══ LISTED ENTRIES

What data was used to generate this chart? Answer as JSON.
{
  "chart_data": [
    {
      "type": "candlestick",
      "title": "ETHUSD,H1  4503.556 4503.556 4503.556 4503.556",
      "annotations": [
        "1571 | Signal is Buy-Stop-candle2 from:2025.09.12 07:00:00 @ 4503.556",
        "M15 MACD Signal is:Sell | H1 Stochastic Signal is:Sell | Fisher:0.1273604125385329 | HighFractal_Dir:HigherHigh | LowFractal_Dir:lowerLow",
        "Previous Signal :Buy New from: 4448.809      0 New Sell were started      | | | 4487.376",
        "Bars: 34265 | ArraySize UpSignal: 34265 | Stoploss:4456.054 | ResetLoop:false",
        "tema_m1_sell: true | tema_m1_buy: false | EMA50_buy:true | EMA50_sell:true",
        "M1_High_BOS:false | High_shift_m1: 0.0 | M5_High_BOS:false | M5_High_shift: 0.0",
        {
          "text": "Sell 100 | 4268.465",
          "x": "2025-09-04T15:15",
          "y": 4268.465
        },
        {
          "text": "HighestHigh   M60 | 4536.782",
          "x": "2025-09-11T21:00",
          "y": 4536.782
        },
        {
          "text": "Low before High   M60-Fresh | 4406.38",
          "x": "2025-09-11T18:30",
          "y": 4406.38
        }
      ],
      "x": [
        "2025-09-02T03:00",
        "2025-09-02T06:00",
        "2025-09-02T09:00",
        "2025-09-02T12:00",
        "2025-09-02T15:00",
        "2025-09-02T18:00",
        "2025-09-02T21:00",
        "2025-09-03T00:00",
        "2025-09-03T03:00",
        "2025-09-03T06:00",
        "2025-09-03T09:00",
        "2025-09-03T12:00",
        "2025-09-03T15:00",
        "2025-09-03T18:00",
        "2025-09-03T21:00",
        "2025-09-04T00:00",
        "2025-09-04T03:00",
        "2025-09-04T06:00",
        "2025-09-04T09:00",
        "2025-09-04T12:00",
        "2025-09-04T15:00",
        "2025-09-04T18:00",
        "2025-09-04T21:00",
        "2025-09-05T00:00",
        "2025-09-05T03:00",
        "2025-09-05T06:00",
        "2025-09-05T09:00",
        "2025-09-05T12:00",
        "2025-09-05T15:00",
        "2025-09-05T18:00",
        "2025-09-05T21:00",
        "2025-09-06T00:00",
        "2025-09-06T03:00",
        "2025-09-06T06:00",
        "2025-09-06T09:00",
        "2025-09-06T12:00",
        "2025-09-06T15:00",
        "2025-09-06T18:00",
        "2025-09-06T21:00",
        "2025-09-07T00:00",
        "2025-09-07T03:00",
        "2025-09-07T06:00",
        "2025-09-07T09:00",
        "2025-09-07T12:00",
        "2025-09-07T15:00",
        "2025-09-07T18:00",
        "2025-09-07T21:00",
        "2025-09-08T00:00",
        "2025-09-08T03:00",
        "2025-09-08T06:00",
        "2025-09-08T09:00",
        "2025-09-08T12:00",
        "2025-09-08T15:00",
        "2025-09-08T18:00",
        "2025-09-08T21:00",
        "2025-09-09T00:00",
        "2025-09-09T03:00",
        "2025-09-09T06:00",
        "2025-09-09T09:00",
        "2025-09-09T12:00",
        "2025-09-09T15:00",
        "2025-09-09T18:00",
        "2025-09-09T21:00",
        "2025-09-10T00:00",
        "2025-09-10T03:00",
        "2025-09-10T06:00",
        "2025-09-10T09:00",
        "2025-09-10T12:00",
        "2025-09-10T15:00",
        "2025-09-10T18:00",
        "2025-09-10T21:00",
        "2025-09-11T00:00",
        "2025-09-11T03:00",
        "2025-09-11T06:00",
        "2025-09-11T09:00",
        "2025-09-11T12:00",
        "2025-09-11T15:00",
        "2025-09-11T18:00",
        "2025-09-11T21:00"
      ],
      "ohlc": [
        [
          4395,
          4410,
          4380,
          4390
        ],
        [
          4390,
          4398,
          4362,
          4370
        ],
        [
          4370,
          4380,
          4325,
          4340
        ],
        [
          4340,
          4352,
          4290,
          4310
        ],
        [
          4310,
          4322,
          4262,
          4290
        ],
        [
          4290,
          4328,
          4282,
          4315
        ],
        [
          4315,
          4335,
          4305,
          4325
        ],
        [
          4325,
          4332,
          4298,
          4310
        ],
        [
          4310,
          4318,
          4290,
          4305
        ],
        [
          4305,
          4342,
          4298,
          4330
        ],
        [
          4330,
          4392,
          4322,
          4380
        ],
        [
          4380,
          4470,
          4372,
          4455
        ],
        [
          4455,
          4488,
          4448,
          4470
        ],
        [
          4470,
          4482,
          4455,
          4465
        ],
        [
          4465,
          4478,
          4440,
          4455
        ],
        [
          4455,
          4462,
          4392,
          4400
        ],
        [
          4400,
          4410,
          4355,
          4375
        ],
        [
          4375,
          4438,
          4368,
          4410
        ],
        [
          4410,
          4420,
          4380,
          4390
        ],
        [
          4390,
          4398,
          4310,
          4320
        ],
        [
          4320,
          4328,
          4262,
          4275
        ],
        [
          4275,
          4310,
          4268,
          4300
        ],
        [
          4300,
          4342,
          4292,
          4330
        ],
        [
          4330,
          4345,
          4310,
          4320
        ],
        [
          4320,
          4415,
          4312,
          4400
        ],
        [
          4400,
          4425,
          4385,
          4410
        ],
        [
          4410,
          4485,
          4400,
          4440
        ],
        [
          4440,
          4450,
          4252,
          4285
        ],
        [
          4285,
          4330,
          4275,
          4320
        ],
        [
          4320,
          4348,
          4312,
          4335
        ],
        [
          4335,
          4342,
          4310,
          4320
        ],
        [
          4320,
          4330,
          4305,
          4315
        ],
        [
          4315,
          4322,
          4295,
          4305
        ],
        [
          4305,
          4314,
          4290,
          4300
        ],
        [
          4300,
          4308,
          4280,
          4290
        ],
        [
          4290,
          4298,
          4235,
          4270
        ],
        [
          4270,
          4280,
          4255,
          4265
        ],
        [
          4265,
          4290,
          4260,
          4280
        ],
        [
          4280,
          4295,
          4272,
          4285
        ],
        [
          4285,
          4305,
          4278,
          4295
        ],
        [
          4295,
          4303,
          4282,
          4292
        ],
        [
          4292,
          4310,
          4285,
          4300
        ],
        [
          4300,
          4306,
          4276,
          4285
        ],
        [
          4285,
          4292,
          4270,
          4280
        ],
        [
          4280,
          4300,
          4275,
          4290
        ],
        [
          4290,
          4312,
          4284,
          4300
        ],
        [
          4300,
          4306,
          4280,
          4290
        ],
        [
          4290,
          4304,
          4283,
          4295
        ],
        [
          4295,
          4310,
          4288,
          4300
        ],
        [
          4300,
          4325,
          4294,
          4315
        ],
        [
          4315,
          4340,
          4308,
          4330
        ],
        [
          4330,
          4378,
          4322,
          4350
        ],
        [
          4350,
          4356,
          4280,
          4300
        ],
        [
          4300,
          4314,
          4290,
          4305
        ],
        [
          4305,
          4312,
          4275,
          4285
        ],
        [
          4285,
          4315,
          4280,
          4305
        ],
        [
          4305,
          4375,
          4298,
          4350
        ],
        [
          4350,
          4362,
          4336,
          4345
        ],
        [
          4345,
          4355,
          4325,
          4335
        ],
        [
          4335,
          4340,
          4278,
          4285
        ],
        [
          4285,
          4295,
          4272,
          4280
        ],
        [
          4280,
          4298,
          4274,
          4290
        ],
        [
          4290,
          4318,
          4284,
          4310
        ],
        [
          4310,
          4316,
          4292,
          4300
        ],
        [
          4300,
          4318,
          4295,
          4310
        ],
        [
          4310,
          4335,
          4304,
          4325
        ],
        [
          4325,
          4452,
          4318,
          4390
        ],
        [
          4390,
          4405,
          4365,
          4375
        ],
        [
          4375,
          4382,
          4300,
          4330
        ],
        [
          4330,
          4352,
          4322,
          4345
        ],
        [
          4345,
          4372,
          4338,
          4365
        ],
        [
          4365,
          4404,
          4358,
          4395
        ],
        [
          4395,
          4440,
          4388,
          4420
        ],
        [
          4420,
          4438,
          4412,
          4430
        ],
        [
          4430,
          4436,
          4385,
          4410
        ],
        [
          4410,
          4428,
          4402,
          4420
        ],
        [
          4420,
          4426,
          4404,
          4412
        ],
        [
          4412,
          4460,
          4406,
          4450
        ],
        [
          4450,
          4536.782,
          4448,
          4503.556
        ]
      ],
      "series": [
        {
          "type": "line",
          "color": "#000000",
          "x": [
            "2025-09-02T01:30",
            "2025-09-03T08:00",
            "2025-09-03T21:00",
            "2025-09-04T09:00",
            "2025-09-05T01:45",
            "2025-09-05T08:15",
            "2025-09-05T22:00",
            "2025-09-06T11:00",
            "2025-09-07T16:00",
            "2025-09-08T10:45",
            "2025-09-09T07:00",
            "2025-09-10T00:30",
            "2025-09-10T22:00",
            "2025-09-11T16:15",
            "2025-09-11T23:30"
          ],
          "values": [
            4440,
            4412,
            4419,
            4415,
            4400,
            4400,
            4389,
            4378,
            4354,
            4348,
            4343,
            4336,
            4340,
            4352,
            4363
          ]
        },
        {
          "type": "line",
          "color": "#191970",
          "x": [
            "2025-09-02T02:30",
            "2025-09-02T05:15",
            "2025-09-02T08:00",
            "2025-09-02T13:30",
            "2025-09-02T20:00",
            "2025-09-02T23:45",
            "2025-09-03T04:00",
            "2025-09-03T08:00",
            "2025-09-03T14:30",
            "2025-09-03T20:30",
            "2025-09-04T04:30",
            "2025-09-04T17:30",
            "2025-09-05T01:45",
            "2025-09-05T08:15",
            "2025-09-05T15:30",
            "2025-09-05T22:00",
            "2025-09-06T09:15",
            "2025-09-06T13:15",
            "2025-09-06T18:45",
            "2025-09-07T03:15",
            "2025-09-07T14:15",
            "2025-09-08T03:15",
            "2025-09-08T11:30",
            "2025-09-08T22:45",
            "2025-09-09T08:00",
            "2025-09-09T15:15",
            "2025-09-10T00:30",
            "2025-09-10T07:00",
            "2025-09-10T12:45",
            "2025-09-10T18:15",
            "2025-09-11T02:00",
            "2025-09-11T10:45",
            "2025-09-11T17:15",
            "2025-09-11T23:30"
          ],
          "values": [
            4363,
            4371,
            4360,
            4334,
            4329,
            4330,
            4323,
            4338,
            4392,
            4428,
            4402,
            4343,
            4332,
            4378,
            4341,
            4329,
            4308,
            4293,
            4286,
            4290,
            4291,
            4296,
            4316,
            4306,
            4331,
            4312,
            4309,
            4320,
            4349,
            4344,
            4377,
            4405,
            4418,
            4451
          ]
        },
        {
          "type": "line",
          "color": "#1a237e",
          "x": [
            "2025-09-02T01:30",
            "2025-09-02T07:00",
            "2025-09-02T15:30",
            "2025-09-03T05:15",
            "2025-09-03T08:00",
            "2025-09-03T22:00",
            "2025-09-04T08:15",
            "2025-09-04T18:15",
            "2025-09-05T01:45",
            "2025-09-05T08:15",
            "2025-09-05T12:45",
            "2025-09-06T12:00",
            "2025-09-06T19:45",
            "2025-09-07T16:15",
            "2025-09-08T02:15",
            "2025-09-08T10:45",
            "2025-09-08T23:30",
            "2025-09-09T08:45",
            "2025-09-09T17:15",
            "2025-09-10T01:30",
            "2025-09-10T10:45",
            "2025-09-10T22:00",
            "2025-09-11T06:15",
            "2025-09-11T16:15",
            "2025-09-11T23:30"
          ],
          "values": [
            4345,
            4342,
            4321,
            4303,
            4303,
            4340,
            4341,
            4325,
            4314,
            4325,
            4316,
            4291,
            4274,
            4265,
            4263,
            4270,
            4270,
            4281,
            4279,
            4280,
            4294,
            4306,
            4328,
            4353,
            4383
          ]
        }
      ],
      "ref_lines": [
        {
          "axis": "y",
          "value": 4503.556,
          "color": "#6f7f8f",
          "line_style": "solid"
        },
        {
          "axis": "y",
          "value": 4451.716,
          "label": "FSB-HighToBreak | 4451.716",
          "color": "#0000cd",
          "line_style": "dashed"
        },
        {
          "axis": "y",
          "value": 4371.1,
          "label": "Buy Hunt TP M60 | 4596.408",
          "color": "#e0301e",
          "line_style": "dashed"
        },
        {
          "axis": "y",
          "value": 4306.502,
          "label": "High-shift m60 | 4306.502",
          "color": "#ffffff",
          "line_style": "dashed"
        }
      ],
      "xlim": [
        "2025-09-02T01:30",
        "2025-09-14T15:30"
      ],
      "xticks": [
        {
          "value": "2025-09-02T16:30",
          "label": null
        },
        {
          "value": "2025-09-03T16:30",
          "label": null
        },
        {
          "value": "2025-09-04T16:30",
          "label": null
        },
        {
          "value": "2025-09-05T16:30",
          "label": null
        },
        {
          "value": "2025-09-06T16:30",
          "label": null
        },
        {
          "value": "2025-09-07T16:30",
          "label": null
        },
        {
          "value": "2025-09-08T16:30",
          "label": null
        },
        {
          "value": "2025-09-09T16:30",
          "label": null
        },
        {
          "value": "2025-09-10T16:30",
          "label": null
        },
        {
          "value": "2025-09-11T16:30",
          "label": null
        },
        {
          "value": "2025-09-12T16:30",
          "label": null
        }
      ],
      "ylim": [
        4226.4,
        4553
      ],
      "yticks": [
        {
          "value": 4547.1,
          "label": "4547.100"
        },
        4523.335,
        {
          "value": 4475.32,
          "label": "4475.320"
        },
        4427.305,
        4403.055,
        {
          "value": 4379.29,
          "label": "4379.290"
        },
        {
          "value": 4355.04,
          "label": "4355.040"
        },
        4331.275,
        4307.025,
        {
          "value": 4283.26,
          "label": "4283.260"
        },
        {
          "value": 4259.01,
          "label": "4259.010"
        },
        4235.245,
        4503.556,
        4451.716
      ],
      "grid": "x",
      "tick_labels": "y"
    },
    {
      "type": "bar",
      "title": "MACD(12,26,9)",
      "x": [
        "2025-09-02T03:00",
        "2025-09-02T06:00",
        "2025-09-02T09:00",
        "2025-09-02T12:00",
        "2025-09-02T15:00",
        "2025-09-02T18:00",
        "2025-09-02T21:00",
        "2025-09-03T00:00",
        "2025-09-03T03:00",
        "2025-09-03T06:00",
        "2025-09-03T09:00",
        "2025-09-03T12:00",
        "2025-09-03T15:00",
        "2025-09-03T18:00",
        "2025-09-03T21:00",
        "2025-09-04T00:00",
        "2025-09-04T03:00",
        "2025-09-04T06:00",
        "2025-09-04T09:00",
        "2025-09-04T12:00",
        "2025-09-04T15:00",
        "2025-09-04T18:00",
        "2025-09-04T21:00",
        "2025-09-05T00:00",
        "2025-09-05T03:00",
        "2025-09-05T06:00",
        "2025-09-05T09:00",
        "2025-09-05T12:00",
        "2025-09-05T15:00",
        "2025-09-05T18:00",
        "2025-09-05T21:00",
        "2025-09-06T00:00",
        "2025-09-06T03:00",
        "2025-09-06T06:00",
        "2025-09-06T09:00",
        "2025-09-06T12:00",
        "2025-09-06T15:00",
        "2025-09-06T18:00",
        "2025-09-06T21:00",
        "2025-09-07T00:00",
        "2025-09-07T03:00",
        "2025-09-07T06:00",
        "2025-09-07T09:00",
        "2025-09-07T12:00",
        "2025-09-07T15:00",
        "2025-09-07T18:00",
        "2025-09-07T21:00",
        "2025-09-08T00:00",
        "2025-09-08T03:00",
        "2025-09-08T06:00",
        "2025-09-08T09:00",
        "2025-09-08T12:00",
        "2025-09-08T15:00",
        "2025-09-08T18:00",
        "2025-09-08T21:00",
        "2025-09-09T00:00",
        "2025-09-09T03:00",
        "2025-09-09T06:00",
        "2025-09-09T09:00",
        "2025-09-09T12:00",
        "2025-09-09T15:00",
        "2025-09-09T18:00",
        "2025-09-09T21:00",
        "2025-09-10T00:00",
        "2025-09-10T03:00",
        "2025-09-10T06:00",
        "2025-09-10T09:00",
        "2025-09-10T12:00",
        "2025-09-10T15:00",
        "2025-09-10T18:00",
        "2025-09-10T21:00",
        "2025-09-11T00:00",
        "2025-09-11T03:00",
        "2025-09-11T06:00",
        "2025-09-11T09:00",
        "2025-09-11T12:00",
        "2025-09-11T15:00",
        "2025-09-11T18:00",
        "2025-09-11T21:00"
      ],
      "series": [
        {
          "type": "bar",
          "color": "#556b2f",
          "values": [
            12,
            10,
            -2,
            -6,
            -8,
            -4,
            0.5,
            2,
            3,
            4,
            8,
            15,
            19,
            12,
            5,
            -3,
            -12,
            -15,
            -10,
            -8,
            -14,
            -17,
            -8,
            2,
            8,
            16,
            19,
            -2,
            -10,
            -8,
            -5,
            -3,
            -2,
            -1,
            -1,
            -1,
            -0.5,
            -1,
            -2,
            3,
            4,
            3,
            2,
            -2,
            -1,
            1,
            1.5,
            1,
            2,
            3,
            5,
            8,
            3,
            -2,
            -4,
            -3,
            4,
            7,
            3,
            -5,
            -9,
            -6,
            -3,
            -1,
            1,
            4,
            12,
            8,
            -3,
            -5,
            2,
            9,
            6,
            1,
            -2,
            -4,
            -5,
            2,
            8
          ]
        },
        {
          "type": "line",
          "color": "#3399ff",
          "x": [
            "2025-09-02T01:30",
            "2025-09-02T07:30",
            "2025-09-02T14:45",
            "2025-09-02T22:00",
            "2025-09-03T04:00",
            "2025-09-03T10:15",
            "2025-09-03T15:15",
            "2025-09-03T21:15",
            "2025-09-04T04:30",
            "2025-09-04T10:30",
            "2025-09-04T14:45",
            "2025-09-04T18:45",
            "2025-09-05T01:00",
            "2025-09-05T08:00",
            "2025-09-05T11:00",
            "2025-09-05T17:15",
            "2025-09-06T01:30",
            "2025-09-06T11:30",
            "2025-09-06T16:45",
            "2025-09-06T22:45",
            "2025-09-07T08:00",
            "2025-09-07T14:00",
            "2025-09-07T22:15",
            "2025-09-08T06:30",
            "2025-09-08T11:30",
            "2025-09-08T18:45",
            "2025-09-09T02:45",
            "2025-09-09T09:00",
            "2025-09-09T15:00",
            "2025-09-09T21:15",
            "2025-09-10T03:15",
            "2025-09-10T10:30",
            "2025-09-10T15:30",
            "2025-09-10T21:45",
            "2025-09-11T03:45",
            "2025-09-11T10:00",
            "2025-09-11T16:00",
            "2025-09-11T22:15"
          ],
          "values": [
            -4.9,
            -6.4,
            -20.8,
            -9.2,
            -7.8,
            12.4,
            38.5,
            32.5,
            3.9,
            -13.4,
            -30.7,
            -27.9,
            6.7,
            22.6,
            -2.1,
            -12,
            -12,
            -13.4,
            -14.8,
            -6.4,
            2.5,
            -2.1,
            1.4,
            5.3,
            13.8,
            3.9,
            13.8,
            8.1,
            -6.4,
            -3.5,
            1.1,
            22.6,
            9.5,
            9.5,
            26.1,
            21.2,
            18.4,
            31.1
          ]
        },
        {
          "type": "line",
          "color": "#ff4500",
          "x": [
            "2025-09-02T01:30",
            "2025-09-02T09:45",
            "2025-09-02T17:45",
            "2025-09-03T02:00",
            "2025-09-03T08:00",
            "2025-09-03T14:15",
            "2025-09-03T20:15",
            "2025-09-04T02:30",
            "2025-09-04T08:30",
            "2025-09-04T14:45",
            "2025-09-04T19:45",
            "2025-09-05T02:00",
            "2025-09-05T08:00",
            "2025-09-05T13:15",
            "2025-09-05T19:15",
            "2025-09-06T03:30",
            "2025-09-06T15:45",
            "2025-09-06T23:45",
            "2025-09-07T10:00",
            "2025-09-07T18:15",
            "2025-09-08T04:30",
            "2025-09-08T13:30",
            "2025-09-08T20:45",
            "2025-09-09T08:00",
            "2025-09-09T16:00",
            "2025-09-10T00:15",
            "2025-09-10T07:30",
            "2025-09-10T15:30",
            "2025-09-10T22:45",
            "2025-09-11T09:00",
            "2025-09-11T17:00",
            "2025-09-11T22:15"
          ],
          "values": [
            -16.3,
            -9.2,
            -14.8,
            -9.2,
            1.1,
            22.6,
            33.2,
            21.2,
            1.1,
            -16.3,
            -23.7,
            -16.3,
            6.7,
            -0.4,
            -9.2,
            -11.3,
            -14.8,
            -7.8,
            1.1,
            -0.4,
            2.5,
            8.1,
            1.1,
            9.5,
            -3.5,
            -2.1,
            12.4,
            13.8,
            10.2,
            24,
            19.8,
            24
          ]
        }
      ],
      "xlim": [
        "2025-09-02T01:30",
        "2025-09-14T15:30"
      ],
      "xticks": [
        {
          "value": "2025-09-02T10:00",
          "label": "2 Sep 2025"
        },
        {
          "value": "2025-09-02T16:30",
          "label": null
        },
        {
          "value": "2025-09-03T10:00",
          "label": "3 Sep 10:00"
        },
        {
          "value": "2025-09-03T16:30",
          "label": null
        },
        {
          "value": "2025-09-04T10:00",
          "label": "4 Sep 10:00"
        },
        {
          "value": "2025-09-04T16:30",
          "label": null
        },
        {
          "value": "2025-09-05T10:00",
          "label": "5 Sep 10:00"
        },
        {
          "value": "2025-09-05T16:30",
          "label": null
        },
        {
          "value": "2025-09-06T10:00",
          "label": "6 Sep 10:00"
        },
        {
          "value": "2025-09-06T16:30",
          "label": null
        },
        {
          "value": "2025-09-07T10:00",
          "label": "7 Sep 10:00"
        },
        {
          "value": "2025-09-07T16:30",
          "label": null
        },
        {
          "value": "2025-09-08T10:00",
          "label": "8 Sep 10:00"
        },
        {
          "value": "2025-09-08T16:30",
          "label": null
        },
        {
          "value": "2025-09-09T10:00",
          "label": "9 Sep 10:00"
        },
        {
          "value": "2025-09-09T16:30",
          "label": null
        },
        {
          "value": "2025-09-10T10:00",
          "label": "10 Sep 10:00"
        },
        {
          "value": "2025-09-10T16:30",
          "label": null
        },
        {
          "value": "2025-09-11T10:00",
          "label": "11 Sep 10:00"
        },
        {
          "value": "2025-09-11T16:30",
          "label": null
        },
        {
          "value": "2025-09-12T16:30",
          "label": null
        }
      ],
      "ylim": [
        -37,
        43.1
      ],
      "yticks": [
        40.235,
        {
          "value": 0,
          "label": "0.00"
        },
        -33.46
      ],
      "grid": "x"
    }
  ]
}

════

* [WHAT TO DO]:
Lines that hold the word "from" are the ones to return, every one of them.

* [RESPONSE BELOW]:
        "1571 | Signal is Buy-Stop-candle2 from:2025.09.12 07:00:00 @ 4503.556",
        "Previous Signal :Buy New from: 4448.809      0 New Sell were started      | | | 4487.376",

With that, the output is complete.